● Work to be completed
Extract the lines that hold the string "钢结构电梯井道".

[Records excerpted from a collection]
------------

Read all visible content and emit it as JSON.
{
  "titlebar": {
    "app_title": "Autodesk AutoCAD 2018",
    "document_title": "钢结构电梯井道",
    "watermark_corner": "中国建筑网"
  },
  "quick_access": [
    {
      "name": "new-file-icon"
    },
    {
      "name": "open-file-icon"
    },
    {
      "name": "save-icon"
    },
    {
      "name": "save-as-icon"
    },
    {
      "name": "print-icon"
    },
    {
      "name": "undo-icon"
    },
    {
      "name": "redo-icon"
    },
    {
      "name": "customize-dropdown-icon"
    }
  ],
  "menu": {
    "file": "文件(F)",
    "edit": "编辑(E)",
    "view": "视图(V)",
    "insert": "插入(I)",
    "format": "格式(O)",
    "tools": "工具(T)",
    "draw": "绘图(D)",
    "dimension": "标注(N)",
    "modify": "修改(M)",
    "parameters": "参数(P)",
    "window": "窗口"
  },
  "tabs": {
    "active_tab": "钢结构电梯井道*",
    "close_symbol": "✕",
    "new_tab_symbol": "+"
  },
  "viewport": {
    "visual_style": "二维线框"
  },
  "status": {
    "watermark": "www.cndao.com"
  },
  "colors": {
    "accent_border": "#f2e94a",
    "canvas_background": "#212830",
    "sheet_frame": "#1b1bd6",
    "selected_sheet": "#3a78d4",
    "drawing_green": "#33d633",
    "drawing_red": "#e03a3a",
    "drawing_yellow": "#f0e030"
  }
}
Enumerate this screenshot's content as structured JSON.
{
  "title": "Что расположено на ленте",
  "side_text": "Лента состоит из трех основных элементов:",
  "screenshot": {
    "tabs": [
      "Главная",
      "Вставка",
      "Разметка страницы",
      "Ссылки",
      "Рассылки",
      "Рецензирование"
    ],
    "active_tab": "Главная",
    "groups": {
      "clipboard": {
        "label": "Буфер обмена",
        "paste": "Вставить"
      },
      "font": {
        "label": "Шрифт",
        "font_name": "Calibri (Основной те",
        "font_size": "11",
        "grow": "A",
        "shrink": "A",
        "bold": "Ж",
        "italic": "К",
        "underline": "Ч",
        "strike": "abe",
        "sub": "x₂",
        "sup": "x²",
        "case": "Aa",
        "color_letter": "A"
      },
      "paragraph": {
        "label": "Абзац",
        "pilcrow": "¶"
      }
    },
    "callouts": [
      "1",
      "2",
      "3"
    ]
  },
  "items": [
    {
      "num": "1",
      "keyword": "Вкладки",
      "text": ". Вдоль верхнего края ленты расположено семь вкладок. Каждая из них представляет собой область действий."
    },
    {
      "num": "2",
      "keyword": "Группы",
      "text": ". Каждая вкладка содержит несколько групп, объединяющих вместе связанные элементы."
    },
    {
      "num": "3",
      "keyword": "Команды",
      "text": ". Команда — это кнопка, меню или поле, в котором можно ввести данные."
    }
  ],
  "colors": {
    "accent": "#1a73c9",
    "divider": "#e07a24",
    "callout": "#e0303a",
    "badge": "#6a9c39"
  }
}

------------

● Output of the exercise
    "document_title": "钢结构电梯井道",
    "active_tab": "钢结构电梯井道*",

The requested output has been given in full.